WHAT YOU HAVE TO DO: Say how many lines of the material below contain the word "true", with no other words.

## Start EXTRACTED ENTRIES

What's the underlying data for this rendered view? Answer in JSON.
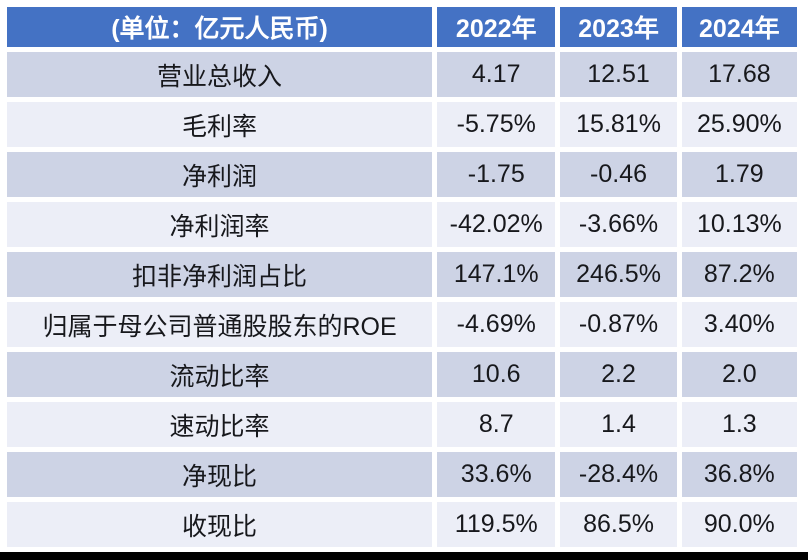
{
  "chart_data": {
    "type": "table",
    "title": "",
    "unit_label": "(单位：亿元人民币)",
    "columns": [
      "2022年",
      "2023年",
      "2024年"
    ],
    "rows": [
      {
        "label": "营业总收入",
        "values": [
          "4.17",
          "12.51",
          "17.68"
        ]
      },
      {
        "label": "毛利率",
        "values": [
          "-5.75%",
          "15.81%",
          "25.90%"
        ]
      },
      {
        "label": "净利润",
        "values": [
          "-1.75",
          "-0.46",
          "1.79"
        ]
      },
      {
        "label": "净利润率",
        "values": [
          "-42.02%",
          "-3.66%",
          "10.13%"
        ]
      },
      {
        "label": "扣非净利润占比",
        "values": [
          "147.1%",
          "246.5%",
          "87.2%"
        ]
      },
      {
        "label": "归属于母公司普通股股东的ROE",
        "values": [
          "-4.69%",
          "-0.87%",
          "3.40%"
        ]
      },
      {
        "label": "流动比率",
        "values": [
          "10.6",
          "2.2",
          "2.0"
        ]
      },
      {
        "label": "速动比率",
        "values": [
          "8.7",
          "1.4",
          "1.3"
        ]
      },
      {
        "label": "净现比",
        "values": [
          "33.6%",
          "-28.4%",
          "36.8%"
        ]
      },
      {
        "label": "收现比",
        "values": [
          "119.5%",
          "86.5%",
          "90.0%"
        ]
      }
    ],
    "layout_hints": {
      "banded_rows": true,
      "header_row": true,
      "grid": "white-gaps-between-cells"
    }
  },
  "colors": {
    "header_bg": "#4472c4",
    "header_text": "#ffffff",
    "band_dark": "#cdd3e5",
    "band_light": "#eceef7",
    "cell_text": "#17181c",
    "bottom_bar": "#000000"
  }
}
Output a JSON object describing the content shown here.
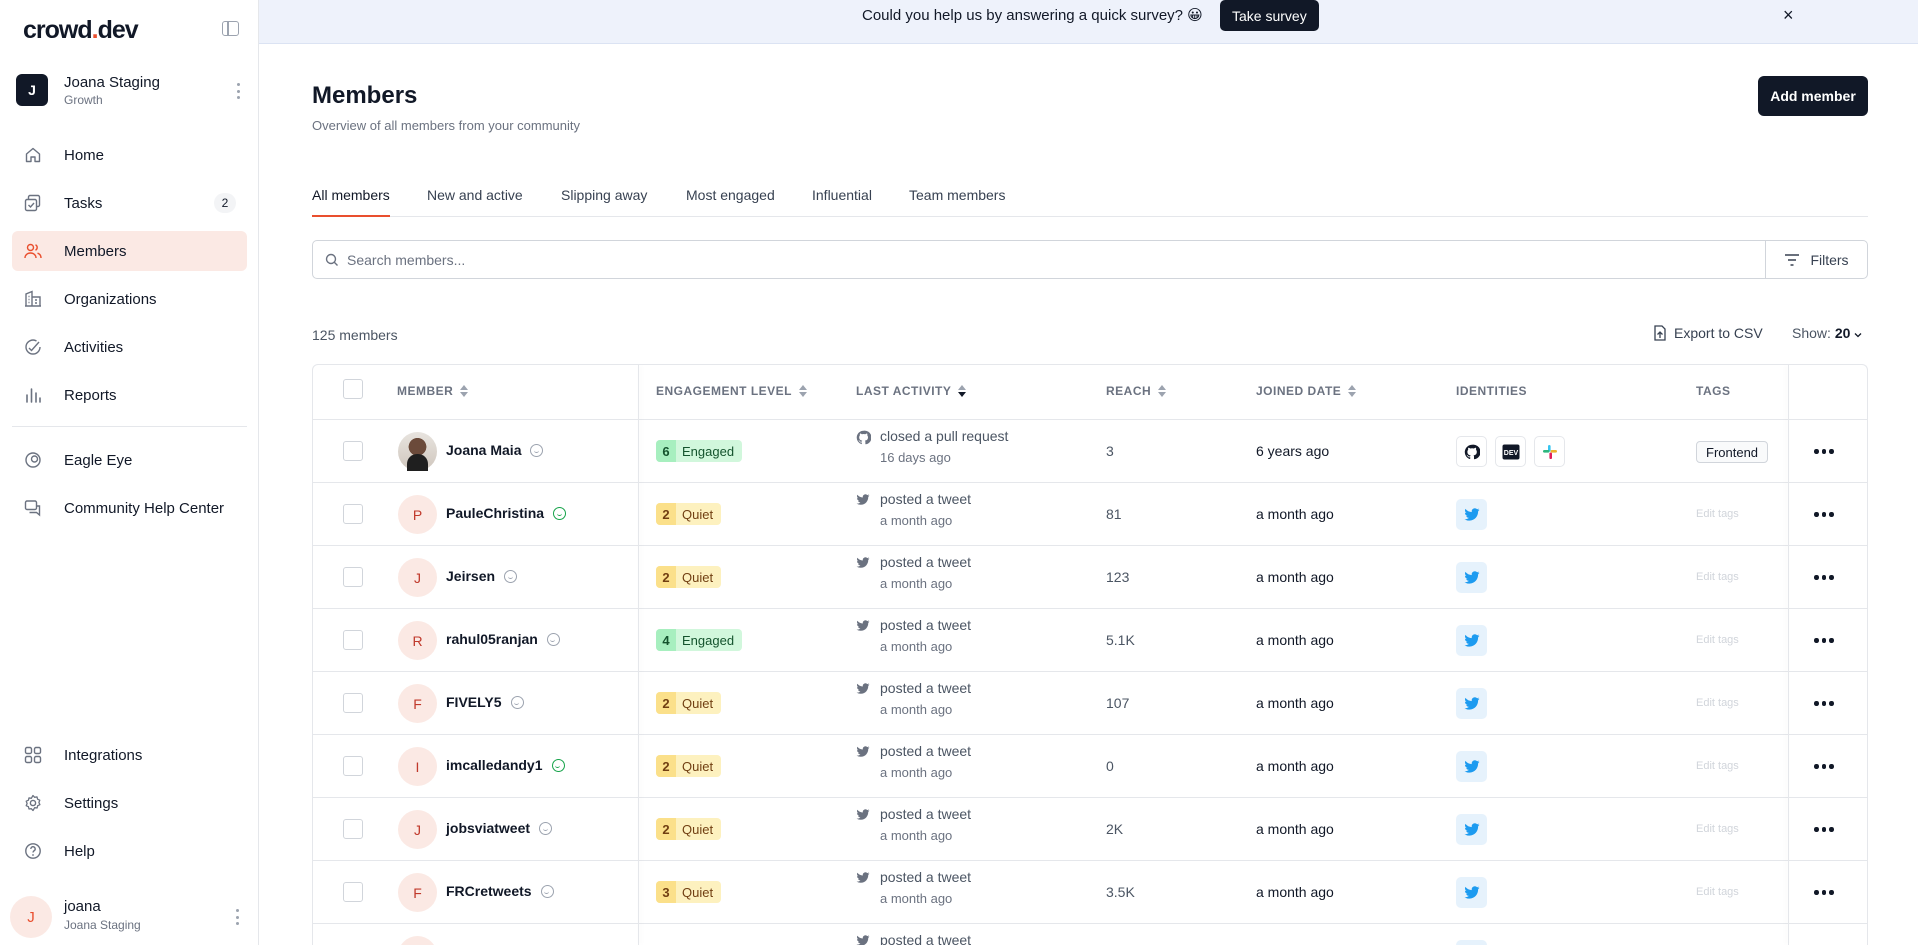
{
  "sidebar": {
    "logo_prefix": "crowd",
    "logo_dot": ".",
    "logo_suffix": "dev",
    "workspace": {
      "initial": "J",
      "name": "Joana Staging",
      "plan": "Growth"
    },
    "nav_top": [
      {
        "label": "Home",
        "icon": "home-icon"
      },
      {
        "label": "Tasks",
        "icon": "tasks-icon",
        "badge": "2"
      },
      {
        "label": "Members",
        "icon": "members-icon",
        "active": true
      },
      {
        "label": "Organizations",
        "icon": "organizations-icon"
      },
      {
        "label": "Activities",
        "icon": "activities-icon"
      },
      {
        "label": "Reports",
        "icon": "reports-icon"
      }
    ],
    "nav_mid": [
      {
        "label": "Eagle Eye",
        "icon": "eagle-eye-icon"
      },
      {
        "label": "Community Help Center",
        "icon": "help-center-icon"
      }
    ],
    "nav_bottom": [
      {
        "label": "Integrations",
        "icon": "integrations-icon"
      },
      {
        "label": "Settings",
        "icon": "settings-icon"
      },
      {
        "label": "Help",
        "icon": "help-icon"
      }
    ],
    "user": {
      "initial": "J",
      "name": "joana",
      "workspace": "Joana Staging"
    }
  },
  "banner": {
    "text": "Could you help us by answering a quick survey? 😀",
    "button": "Take survey",
    "close": "×"
  },
  "header": {
    "title": "Members",
    "subtitle": "Overview of all members from your community",
    "add_button": "Add member"
  },
  "tabs": [
    "All members",
    "New and active",
    "Slipping away",
    "Most engaged",
    "Influential",
    "Team members"
  ],
  "search": {
    "placeholder": "Search members...",
    "filters_label": "Filters"
  },
  "toolbar": {
    "count": "125 members",
    "export": "Export to CSV",
    "show_label": "Show:",
    "show_value": "20"
  },
  "table": {
    "columns": [
      "MEMBER",
      "ENGAGEMENT LEVEL",
      "LAST ACTIVITY",
      "REACH",
      "JOINED DATE",
      "IDENTITIES",
      "TAGS"
    ],
    "edit_tags_label": "Edit tags",
    "rows": [
      {
        "name": "Joana Maia",
        "initial": "",
        "photo": true,
        "smile": "grey",
        "eng_level": "6",
        "eng_label": "Engaged",
        "eng_type": "engaged",
        "activity_icon": "github-icon",
        "activity": "closed a pull request",
        "activity_time": "16 days ago",
        "reach": "3",
        "joined": "6 years ago",
        "identities": [
          "github-icon",
          "devto-icon",
          "slack-icon"
        ],
        "tag": "Frontend"
      },
      {
        "name": "PauleChristina",
        "initial": "P",
        "smile": "green",
        "eng_level": "2",
        "eng_label": "Quiet",
        "eng_type": "quiet",
        "activity_icon": "twitter-icon",
        "activity": "posted a tweet",
        "activity_time": "a month ago",
        "reach": "81",
        "joined": "a month ago",
        "identities": [
          "twitter-icon"
        ],
        "tag": ""
      },
      {
        "name": "Jeirsen",
        "initial": "J",
        "smile": "grey",
        "eng_level": "2",
        "eng_label": "Quiet",
        "eng_type": "quiet",
        "activity_icon": "twitter-icon",
        "activity": "posted a tweet",
        "activity_time": "a month ago",
        "reach": "123",
        "joined": "a month ago",
        "identities": [
          "twitter-icon"
        ],
        "tag": ""
      },
      {
        "name": "rahul05ranjan",
        "initial": "R",
        "smile": "grey",
        "eng_level": "4",
        "eng_label": "Engaged",
        "eng_type": "engaged",
        "activity_icon": "twitter-icon",
        "activity": "posted a tweet",
        "activity_time": "a month ago",
        "reach": "5.1K",
        "joined": "a month ago",
        "identities": [
          "twitter-icon"
        ],
        "tag": ""
      },
      {
        "name": "FIVELY5",
        "initial": "F",
        "smile": "grey",
        "eng_level": "2",
        "eng_label": "Quiet",
        "eng_type": "quiet",
        "activity_icon": "twitter-icon",
        "activity": "posted a tweet",
        "activity_time": "a month ago",
        "reach": "107",
        "joined": "a month ago",
        "identities": [
          "twitter-icon"
        ],
        "tag": ""
      },
      {
        "name": "imcalledandy1",
        "initial": "I",
        "smile": "green",
        "eng_level": "2",
        "eng_label": "Quiet",
        "eng_type": "quiet",
        "activity_icon": "twitter-icon",
        "activity": "posted a tweet",
        "activity_time": "a month ago",
        "reach": "0",
        "joined": "a month ago",
        "identities": [
          "twitter-icon"
        ],
        "tag": ""
      },
      {
        "name": "jobsviatweet",
        "initial": "J",
        "smile": "grey",
        "eng_level": "2",
        "eng_label": "Quiet",
        "eng_type": "quiet",
        "activity_icon": "twitter-icon",
        "activity": "posted a tweet",
        "activity_time": "a month ago",
        "reach": "2K",
        "joined": "a month ago",
        "identities": [
          "twitter-icon"
        ],
        "tag": ""
      },
      {
        "name": "FRCretweets",
        "initial": "F",
        "smile": "grey",
        "eng_level": "3",
        "eng_label": "Quiet",
        "eng_type": "quiet",
        "activity_icon": "twitter-icon",
        "activity": "posted a tweet",
        "activity_time": "a month ago",
        "reach": "3.5K",
        "joined": "a month ago",
        "identities": [
          "twitter-icon"
        ],
        "tag": ""
      },
      {
        "name": "",
        "initial": "",
        "smile": "",
        "eng_level": "",
        "eng_label": "",
        "eng_type": "quiet",
        "activity_icon": "twitter-icon",
        "activity": "posted a tweet",
        "activity_time": "",
        "reach": "",
        "joined": "",
        "identities": [
          "twitter-icon"
        ],
        "tag": ""
      }
    ]
  }
}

## End EXTRACTED ENTRIES

SOLUTION FOR THIS EXERCISE: 4